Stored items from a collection
=======

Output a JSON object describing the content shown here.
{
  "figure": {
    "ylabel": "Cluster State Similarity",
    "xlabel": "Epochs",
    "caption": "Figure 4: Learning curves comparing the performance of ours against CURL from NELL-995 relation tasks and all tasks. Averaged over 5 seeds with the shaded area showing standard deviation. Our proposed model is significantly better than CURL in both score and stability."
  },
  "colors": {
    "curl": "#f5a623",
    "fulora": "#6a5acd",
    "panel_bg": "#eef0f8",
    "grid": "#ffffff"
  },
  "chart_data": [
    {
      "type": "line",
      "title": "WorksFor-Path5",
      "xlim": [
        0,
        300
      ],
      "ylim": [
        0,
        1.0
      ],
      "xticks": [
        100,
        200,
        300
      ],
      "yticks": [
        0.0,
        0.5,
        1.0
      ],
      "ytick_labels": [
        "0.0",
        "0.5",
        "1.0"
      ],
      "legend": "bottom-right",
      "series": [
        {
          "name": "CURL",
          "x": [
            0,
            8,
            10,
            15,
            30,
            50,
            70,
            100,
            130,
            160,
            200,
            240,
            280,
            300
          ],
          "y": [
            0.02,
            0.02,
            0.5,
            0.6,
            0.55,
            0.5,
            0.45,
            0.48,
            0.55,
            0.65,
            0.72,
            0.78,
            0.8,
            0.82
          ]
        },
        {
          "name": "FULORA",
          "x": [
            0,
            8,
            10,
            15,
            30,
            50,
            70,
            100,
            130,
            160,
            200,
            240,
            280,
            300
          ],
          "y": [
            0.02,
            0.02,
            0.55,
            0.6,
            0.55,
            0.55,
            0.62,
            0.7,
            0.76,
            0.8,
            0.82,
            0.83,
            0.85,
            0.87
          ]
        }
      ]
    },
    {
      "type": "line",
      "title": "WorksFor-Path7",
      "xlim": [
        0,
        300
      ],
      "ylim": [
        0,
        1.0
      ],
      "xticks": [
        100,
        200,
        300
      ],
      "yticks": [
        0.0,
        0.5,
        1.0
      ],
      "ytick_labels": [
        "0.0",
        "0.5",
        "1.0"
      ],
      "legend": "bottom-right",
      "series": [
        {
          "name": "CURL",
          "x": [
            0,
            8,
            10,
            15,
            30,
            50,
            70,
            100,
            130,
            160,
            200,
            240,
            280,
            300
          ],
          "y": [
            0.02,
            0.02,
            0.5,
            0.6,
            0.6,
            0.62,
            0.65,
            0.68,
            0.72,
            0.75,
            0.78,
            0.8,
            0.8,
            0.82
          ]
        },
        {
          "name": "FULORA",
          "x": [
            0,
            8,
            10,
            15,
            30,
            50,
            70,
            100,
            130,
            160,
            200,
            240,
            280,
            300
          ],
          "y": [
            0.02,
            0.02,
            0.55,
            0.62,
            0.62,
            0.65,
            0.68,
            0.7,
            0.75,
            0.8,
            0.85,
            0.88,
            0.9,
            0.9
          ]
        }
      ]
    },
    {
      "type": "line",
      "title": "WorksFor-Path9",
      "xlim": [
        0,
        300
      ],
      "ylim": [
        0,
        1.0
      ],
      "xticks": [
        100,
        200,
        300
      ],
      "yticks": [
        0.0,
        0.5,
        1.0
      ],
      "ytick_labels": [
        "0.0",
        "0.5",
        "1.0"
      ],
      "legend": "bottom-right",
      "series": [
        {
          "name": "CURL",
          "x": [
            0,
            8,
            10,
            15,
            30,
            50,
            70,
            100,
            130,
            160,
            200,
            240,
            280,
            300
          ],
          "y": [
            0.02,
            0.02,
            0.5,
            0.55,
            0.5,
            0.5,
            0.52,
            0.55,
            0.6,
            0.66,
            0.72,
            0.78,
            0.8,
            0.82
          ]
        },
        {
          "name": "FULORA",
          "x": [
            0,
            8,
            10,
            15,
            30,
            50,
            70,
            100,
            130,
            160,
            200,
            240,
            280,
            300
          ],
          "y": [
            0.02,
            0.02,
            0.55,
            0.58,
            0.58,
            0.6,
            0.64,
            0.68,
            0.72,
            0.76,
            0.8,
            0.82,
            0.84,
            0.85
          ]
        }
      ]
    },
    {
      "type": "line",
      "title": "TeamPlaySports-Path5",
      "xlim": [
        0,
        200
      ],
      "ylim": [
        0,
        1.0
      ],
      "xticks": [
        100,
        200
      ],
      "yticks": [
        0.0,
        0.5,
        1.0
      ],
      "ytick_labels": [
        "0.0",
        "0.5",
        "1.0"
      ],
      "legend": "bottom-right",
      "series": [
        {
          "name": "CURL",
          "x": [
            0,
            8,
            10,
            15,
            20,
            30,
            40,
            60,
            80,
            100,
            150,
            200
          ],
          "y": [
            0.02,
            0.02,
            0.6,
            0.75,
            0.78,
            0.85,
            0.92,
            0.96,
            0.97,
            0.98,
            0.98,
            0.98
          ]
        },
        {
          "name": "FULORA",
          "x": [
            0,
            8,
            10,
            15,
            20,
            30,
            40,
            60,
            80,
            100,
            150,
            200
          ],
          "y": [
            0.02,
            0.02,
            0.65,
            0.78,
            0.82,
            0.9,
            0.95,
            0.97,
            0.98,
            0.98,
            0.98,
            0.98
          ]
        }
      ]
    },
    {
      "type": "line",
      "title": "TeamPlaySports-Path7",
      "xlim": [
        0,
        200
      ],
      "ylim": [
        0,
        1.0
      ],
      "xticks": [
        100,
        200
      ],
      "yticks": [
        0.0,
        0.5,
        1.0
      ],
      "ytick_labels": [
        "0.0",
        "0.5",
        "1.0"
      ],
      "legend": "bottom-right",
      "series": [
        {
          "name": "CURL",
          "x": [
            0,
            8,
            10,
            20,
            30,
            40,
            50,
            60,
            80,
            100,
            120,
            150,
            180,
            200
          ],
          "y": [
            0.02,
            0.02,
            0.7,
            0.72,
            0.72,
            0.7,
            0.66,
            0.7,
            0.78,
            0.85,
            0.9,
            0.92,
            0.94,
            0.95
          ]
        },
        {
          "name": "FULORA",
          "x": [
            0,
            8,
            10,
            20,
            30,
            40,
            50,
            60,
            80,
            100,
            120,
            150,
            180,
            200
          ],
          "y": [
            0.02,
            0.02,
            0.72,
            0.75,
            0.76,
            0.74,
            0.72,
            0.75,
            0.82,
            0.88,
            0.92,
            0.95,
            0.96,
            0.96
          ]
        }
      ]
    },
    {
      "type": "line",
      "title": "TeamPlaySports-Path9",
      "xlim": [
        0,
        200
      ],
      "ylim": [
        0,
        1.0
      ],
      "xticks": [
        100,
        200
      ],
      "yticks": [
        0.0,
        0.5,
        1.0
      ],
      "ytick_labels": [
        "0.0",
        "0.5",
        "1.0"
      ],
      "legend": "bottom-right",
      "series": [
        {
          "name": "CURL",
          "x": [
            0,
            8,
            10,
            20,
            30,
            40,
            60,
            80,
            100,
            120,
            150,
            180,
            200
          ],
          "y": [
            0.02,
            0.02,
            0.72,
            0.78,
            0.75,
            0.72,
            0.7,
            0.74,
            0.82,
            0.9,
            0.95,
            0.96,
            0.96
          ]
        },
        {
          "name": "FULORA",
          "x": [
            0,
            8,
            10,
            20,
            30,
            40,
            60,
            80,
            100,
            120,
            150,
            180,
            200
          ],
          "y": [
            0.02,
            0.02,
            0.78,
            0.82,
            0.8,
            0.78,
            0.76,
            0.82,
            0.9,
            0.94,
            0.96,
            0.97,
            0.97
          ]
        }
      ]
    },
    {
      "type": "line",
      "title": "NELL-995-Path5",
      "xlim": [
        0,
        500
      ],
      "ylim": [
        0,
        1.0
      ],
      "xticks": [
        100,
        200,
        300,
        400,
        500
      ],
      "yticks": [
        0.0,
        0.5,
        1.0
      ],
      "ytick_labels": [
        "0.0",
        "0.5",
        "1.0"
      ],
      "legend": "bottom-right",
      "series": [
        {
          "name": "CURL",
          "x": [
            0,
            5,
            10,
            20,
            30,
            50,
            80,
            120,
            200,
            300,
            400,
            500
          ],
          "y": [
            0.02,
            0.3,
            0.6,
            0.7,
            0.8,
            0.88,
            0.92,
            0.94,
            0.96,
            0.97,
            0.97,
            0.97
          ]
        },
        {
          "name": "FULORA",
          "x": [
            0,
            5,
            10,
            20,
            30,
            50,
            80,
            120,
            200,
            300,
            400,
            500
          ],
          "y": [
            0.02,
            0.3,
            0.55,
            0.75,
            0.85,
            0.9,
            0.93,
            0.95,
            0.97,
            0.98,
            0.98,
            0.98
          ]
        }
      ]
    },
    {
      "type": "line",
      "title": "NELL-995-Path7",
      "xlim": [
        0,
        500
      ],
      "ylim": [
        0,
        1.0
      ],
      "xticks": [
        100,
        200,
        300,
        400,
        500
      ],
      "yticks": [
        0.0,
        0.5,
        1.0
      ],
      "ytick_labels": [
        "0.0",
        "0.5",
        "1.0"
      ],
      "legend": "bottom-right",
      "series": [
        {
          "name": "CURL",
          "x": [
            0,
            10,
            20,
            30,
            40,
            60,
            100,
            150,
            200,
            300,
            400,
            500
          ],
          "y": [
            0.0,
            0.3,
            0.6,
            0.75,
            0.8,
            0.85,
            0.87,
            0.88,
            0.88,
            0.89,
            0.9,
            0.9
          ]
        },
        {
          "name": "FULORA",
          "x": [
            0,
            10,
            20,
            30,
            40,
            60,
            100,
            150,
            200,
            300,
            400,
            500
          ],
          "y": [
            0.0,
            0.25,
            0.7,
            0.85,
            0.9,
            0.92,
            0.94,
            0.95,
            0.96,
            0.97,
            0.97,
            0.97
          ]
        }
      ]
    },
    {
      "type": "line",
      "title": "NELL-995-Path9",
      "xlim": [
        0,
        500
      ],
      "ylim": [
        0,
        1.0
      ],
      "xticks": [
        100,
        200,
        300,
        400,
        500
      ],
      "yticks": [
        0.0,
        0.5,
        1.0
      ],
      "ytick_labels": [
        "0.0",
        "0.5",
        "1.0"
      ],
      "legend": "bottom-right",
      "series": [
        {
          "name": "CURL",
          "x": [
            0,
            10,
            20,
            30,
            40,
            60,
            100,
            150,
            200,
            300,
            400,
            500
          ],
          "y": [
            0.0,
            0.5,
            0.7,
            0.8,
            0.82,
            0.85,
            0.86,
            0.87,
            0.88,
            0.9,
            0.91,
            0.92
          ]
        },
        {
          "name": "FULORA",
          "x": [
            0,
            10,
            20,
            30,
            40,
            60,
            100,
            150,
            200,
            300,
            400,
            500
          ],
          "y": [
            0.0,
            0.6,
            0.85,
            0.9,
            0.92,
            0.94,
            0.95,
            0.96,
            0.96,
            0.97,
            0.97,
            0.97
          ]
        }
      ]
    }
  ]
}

=======

• **Objective**: Look through the material above. Copy each line where the word "WorksFor" appears.

• **The result**:
      "title": "WorksFor-Path5",
      "title": "WorksFor-Path7",
      "title": "WorksFor-Path9",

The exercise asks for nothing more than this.